诱导HSC的凋亡促使肝纤维化逆转正在引起人们的重视. 在细胞和活体实验研究显示, 谷氏菌素可选择性的引起HSC的凋亡, 减轻肝纤维化[19].

2.6 抑制胶原的产生和加速纤维疤痕降解

人类肝脏疾病的肝纤维化治疗需要促进已有基质的吸收和防止新疤痕的形成, 因此通过刺激HSC、枯否细胞、肝细胞产生MMPs, 或者下调MMPs的抑制剂TIMPs, 或直接给予MMPs以促进疤痕基质的降解是肝纤维化治疗的重要目标. TGF-β拮抗剂通过下调TIMPs和增加MMPs的活性具有抑制实验性肝纤维化的疤痕形成[37]. 抑制胶原的合成和促进其降解是抗肝纤维化的另一种方法[70]. 脯氨酸-4羟化酶抑制剂和卤夫酮(halofuginone)通过抑制胶原的合成可防止实验性肝硬化的进展. 施予MMP-8和尿激酶型纤溶酶原激活物可刺激活体内胶原降解.

*原始数据*:
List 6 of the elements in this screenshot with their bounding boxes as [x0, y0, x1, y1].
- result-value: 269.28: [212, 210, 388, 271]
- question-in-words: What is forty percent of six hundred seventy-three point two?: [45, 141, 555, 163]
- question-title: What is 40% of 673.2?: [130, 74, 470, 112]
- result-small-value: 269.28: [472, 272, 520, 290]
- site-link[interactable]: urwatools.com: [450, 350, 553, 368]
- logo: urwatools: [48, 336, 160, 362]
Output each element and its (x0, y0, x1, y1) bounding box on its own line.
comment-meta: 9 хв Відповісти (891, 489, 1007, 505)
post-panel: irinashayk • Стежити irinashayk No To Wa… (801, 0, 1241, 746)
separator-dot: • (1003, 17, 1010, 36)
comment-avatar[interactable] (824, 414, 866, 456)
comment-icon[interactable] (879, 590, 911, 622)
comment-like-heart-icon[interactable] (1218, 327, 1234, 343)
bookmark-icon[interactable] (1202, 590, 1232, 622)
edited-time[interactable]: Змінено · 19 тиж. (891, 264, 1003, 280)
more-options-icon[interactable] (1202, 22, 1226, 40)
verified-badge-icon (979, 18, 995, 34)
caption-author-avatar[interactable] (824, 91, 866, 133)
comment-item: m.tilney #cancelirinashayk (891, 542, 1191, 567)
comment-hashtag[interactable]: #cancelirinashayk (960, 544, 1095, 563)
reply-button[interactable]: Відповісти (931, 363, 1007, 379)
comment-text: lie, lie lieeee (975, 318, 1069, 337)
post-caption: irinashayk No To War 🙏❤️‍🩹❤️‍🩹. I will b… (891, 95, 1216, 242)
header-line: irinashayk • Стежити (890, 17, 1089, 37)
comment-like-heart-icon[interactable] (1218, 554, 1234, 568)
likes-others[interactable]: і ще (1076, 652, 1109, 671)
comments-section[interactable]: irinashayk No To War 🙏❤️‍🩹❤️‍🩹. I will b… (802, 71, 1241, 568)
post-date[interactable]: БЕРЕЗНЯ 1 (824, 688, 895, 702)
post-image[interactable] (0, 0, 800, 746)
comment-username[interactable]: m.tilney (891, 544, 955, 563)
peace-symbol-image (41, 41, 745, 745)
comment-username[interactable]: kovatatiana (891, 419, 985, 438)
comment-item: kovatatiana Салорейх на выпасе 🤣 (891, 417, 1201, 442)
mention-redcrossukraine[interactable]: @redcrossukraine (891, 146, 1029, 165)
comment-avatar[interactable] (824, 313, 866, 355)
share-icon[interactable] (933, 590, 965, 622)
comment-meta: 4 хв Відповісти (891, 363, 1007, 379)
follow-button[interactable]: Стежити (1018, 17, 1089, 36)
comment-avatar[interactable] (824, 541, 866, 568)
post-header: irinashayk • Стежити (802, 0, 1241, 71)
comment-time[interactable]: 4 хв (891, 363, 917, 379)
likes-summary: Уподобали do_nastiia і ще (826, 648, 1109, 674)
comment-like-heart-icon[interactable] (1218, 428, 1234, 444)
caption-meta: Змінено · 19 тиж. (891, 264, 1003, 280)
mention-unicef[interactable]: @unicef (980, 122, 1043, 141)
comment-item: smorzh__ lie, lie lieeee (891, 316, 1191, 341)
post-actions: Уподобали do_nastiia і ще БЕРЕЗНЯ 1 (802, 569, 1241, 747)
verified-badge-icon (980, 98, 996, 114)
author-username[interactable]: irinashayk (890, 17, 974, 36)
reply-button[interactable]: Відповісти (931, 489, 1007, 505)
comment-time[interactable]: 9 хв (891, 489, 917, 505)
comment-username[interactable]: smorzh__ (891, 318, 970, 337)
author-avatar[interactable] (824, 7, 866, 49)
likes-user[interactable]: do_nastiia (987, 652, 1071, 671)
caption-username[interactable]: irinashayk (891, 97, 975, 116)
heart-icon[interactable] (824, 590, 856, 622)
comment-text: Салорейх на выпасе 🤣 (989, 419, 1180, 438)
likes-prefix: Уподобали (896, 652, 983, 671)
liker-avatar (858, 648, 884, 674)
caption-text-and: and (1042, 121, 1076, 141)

*你要做的*:
根据文档节选回答这几个问题，答案也按(a)(b)(c)分行写。
(a) 谷氏菌素可以选择性地引起哪种细胞凋亡？
(b) 通过抑制胶原合成来防止实验性肝硬化进展的是哪两种东西？
(c) 施予哪两种物质可以刺激活体内胶原降解？
这些行是另外的材料，跟文档节选没有关系。

*最终答案*:
(a) HSC
(b) 脯氨酸-4羟化酶抑制剂和卤夫酮（halofuginone）
(c) MMP-8和尿激酶型纤溶酶原激活物